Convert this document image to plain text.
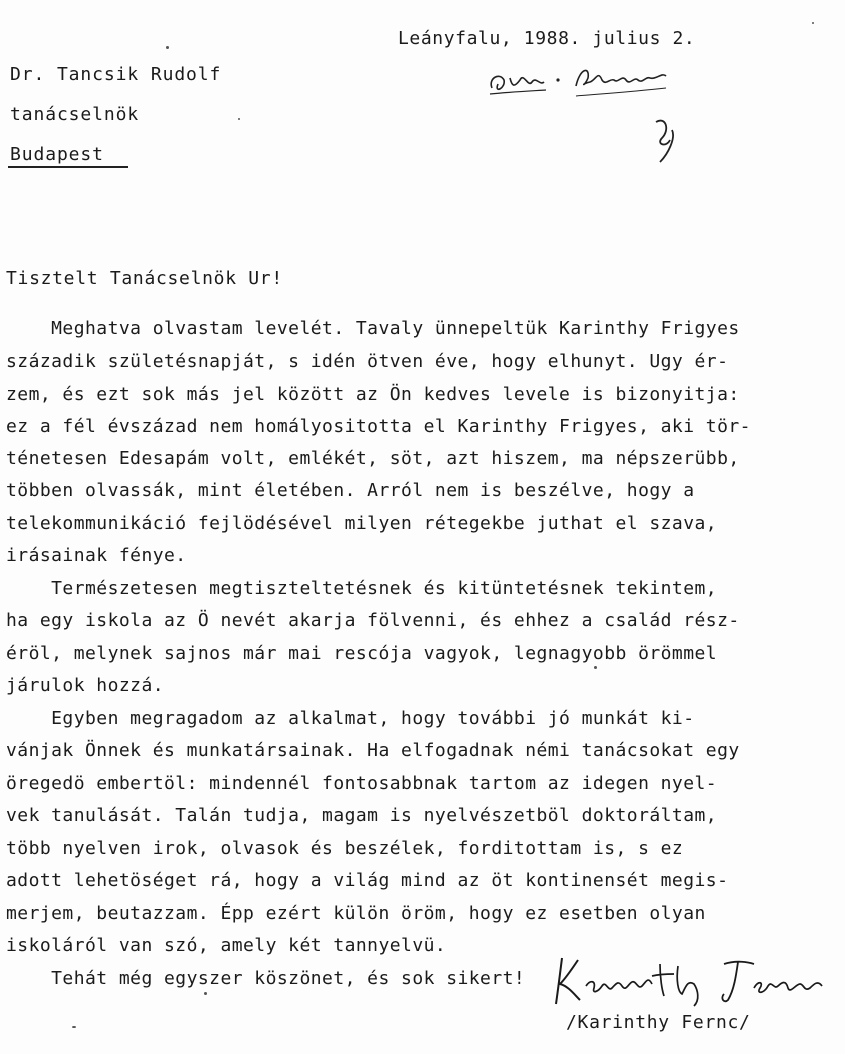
Leányfalu, 1988. julius 2.
Dr. Tancsik Rudolf
tanácselnök
Budapest
Tisztelt Tanácselnök Ur!
Meghatva olvastam levelét. Tavaly ünnepeltük Karinthy Frigyes
századik születésnapját, s idén ötven éve, hogy elhunyt. Ugy ér-
zem, és ezt sok más jel között az Ön kedves levele is bizonyitja:
ez a fél évszázad nem homályositotta el Karinthy Frigyes, aki tör-
ténetesen Edesapám volt, emlékét, söt, azt hiszem, ma népszerübb,
többen olvassák, mint életében. Arról nem is beszélve, hogy a
telekommunikáció fejlödésével milyen rétegekbe juthat el szava,
irásainak fénye.
Természetesen megtiszteltetésnek és kitüntetésnek tekintem,
ha egy iskola az Ö nevét akarja fölvenni, és ehhez a család rész-
éröl, melynek sajnos már mai rescója vagyok, legnagyobb örömmel
járulok hozzá.
Egyben megragadom az alkalmat, hogy további jó munkát ki-
vánjak Önnek és munkatársainak. Ha elfogadnak némi tanácsokat egy
öregedö embertöl: mindennél fontosabbnak tartom az idegen nyel-
vek tanulását. Talán tudja, magam is nyelvészetböl doktoráltam,
több nyelven irok, olvasok és beszélek, forditottam is, s ez
adott lehetöséget rá, hogy a világ mind az öt kontinensét megis-
merjem, beutazzam. Épp ezért külön öröm, hogy ez esetben olyan
iskoláról van szó, amely két tannyelvü.
Tehát még egyszer köszönet, és sok sikert!
/Karinthy Fernc/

—————

*GIVEN REQUEST*
The answer must consist solely of the number of lines in the entries that contain the word "Frigyes".

*THE SOLUTION*
2